Exercise task: Count every line in the data below where "vegetación" occurs, then state that number and nothing more.

◇ ◇ ◇

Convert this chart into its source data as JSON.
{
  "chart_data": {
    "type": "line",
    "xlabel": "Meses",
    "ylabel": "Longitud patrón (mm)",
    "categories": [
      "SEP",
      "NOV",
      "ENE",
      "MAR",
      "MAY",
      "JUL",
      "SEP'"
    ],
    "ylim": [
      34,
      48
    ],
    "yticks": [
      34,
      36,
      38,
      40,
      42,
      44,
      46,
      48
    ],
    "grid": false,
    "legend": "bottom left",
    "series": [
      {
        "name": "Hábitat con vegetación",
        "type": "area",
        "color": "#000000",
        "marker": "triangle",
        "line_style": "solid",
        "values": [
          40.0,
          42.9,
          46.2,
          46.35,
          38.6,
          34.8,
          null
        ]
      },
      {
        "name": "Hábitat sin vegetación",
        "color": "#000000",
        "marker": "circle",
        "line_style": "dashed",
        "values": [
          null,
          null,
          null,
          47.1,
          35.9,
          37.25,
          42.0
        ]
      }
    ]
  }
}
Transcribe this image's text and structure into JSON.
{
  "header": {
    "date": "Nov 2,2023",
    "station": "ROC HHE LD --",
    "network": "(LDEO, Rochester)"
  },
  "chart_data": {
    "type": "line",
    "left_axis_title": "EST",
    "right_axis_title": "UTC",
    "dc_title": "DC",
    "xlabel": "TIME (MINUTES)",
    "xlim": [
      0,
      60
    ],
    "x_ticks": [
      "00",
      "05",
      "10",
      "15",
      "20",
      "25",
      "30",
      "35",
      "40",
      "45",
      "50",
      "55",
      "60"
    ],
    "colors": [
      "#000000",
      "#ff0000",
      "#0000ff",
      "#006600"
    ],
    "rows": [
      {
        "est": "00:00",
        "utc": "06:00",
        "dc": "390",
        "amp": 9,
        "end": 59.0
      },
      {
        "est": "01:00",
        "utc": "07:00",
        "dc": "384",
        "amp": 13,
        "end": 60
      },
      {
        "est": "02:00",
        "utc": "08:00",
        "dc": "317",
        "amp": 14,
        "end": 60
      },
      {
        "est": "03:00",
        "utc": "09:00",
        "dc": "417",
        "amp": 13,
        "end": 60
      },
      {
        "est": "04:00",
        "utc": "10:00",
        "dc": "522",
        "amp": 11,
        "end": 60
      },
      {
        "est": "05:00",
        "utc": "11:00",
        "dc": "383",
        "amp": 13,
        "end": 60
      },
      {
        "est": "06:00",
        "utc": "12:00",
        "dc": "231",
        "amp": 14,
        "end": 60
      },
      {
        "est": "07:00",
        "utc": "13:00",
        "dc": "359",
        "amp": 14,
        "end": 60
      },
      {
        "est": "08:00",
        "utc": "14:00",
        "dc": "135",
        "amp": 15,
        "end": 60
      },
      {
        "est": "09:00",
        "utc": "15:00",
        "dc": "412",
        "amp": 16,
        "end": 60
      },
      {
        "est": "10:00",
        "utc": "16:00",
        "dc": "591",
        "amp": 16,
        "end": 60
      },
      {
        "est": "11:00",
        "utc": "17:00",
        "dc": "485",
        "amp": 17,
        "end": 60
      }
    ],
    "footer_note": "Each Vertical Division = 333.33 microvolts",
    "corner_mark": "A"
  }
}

◇ ◇ ◇

Result of this task: 2